_Work task 1:_ Using the text on Salmonella resistance patterns, decide whether each statement is accurate. Answer yes or no for each one, and quote the text's exact words that decide it. (a) The 20 multidrug-resistant isolates represented 11 different serotypes. (b) Salmonella Enteritidis was resistant to four antimicrobials. (c) Two Salmonella Heidelberg isolates were resistant to pefloxacin.
_Work task 2:_ From the text on Salmonella resistance patterns, copy word for word the part from "Antimicrobial Resistance Patterns" up to and including "Salmonella Virchow (1)".

_Page text:_

-- Opening Marker --

Antimicrobial susceptibility test results showed a total of 14 resistance patterns as summarized in Table 4. Multidrug resistance was not solely associated with particular Salmonella serovars as the 20 multidrug-resistant isolates represented 11 different serotypes. One Salmonella Anatum isolate was resistant to four antimicrobials, while Salmonella Enteritidis showed resistance only to sulphonamides. Salmonella Newport and two Salmonella Heidelberg isolates were resistant to pefloxacin. Three Salmonella Typhimurium strains expressed resistance to more than five antimicrobials tested, including the “ACSSuT” pentaresistance pattern. One of these isolates displayed additional resistance to nalidixic acid.

Table 4.

Antimicrobial Resistance Patterns of Isolated Salmonella Serovars

Resistance patterns	No.	Serovar (no.)
Susceptible	6	Salmonella Anatum (2), Salmonella Corvallis (1), Salmonella Indiana (1), Salmonella Infantis (1), Salmonella Muenster (1)
F	1	Salmonella Enteritidis (1)
Su	35	Salmonella Agona (1), Salmonella Altona (7), Salmonella Anatum (4), Salmonella Corvallis (4), Salmonella Enteritidis (4), Salmonella Kedougou (1), Salmonella Lexington (1), Salmonella Liverpool (1), Salmonella Mbandaka (2), Salmonella Montevideo (4), Salmonella Muenster (2), Salmonella Ohio (2), Salmonella Typhimurium (1), Salmonella Virchow (1)
Su TE	1	Salmonella Mbandaka (1)
NA Su	2	Salmonella Altona (1), Salmonella Ohio (1)

-- Closing Marker --

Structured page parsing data
-- Opening Marker --

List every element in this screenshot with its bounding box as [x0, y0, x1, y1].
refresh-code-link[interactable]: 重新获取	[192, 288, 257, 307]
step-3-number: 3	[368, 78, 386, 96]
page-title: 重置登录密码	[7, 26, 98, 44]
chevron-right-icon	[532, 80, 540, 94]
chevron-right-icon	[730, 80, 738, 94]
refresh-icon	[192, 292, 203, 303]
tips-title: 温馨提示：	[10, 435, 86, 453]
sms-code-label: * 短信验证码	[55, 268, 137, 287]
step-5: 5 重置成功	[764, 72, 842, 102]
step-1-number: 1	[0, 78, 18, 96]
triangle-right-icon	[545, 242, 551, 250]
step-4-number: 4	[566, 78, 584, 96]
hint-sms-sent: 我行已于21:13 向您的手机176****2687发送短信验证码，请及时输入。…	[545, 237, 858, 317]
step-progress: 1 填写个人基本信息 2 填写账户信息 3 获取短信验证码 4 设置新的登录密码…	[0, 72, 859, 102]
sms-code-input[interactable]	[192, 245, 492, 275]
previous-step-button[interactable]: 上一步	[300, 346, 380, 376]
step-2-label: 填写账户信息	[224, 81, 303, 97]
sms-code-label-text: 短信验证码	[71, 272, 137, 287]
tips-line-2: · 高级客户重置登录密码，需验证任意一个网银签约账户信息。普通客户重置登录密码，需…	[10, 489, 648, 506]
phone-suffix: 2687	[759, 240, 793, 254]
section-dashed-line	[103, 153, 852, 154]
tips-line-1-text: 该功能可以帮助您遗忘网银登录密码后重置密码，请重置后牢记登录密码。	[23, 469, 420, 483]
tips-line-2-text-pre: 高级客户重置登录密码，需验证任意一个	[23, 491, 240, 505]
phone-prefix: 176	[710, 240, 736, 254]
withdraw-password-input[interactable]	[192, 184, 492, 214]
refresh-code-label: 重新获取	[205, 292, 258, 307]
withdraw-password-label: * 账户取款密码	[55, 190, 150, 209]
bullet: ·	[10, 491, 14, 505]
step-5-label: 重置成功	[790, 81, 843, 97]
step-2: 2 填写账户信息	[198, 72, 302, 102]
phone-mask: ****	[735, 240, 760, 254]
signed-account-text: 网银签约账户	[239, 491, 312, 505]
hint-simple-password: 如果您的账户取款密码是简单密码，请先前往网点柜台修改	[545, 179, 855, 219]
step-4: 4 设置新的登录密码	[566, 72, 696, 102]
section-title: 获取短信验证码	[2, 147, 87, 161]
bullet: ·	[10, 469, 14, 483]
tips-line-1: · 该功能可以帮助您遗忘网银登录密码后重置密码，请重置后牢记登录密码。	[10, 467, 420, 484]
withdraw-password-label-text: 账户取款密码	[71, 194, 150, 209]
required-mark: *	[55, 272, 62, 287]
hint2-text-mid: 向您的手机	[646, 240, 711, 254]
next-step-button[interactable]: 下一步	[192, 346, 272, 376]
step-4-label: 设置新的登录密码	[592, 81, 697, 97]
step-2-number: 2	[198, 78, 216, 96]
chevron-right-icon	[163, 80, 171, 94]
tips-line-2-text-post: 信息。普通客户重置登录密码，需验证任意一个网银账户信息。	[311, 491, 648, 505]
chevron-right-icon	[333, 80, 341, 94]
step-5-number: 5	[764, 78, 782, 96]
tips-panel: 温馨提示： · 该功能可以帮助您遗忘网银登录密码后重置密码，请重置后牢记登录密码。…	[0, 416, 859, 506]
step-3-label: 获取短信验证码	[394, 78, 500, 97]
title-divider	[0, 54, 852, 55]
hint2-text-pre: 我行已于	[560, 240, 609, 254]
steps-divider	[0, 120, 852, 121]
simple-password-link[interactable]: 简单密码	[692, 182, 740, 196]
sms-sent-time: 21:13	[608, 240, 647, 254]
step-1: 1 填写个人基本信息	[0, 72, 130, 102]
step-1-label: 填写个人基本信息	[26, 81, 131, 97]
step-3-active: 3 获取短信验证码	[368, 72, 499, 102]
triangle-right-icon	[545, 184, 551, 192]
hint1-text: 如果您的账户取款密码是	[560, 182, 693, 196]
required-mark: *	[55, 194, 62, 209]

-- Closing Marker --

_Result 1:_
(a) Yes: "the 20 multidrug-resistant isolates represented 11 different serotypes"
(b) No: "Salmonella Enteritidis showed resistance only to sulphonamides"
(c) Yes: "Salmonella Newport and two Salmonella Heidelberg isolates were resistant to pefloxacin"

_Result 2:_
Antimicrobial Resistance Patterns of Isolated Salmonella Serovars

Resistance patterns	No.	Serovar (no.)
Susceptible	6	Salmonella Anatum (2), Salmonella Corvallis (1), Salmonella Indiana (1), Salmonella Infantis (1), Salmonella Muenster (1)
F	1	Salmonella Enteritidis (1)
Su	35	Salmonella Agona (1), Salmonella Altona (7), Salmonella Anatum (4), Salmonella Corvallis (4), Salmonella Enteritidis (4), Salmonella Kedougou (1), Salmonella Lexington (1), Salmonella Liverpool (1), Salmonella Mbandaka (2), Salmonella Montevideo (4), Salmonella Muenster (2), Salmonella Ohio (2), Salmonella Typhimurium (1), Salmonella Virchow (1)